**DATA FOR PROCESSING**
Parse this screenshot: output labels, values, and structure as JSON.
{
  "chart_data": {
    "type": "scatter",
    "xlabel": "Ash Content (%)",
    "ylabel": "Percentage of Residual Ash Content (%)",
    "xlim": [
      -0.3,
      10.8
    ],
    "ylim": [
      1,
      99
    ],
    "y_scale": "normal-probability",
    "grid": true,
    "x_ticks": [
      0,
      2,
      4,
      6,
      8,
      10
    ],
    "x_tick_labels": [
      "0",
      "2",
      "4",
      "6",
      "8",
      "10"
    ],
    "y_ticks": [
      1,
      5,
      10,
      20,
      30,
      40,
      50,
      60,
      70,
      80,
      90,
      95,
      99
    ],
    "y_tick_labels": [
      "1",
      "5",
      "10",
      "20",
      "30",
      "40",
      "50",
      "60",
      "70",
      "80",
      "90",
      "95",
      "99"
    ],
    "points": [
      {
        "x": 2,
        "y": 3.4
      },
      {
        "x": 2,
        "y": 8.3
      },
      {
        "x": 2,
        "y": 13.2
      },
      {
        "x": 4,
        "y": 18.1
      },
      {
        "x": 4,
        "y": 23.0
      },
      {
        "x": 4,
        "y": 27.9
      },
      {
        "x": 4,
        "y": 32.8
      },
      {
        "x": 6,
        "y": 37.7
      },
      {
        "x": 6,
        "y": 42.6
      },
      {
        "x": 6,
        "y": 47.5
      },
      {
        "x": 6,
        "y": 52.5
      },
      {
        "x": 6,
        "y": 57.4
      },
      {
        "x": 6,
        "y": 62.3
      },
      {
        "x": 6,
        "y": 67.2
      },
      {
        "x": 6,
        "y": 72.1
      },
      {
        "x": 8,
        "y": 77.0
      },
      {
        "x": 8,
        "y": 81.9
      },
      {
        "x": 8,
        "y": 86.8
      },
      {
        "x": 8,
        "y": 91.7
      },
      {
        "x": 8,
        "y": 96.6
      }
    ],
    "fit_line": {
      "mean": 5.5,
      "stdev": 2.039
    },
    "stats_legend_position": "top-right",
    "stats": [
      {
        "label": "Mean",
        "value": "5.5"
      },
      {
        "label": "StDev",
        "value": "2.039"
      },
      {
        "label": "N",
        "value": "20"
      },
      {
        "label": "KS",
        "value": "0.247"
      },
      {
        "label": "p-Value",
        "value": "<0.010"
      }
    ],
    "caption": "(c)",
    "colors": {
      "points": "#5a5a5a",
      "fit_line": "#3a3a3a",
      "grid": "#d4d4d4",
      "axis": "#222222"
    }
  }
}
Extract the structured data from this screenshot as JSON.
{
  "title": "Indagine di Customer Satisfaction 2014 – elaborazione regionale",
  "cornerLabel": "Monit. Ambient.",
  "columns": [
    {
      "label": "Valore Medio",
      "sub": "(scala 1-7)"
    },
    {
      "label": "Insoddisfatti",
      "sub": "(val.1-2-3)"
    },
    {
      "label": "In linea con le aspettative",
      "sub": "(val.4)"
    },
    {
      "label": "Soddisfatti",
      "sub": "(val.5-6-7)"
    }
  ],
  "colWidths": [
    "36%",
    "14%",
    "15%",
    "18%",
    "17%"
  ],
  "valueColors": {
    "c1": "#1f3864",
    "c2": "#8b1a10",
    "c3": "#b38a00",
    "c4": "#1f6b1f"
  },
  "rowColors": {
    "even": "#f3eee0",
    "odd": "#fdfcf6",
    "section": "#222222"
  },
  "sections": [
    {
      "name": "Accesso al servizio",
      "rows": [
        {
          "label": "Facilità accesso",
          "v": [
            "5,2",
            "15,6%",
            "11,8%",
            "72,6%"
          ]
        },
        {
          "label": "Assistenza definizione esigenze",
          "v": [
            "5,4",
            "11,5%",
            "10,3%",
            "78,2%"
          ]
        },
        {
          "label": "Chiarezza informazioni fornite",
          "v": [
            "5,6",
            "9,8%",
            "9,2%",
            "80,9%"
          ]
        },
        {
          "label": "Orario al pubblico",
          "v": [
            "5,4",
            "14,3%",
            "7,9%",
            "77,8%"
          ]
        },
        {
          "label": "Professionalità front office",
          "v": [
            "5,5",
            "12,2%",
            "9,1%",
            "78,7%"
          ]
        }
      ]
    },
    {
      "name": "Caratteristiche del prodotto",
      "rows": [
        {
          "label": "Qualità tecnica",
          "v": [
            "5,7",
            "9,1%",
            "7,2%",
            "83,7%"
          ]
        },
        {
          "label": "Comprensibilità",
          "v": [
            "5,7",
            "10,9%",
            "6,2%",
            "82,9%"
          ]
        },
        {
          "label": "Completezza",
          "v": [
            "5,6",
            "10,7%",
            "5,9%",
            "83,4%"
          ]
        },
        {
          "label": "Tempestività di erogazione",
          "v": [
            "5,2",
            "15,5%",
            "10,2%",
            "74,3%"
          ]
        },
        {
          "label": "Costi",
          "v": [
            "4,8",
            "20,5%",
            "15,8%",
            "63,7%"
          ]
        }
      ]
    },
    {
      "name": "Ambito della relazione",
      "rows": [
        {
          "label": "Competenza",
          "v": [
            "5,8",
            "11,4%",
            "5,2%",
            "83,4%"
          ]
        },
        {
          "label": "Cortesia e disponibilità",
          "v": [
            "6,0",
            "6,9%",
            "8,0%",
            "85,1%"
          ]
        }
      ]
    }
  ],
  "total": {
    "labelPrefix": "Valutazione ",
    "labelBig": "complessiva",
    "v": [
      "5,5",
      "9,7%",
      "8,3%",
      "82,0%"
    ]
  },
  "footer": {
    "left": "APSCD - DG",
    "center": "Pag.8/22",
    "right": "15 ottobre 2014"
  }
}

**YOUR TASK**
Keep only the lines that hold the string "screenshot", and copy them out.

**RESPONSE**
Parse this screenshot: output labels, values, and structure as JSON.
Extract the structured data from this screenshot as JSON.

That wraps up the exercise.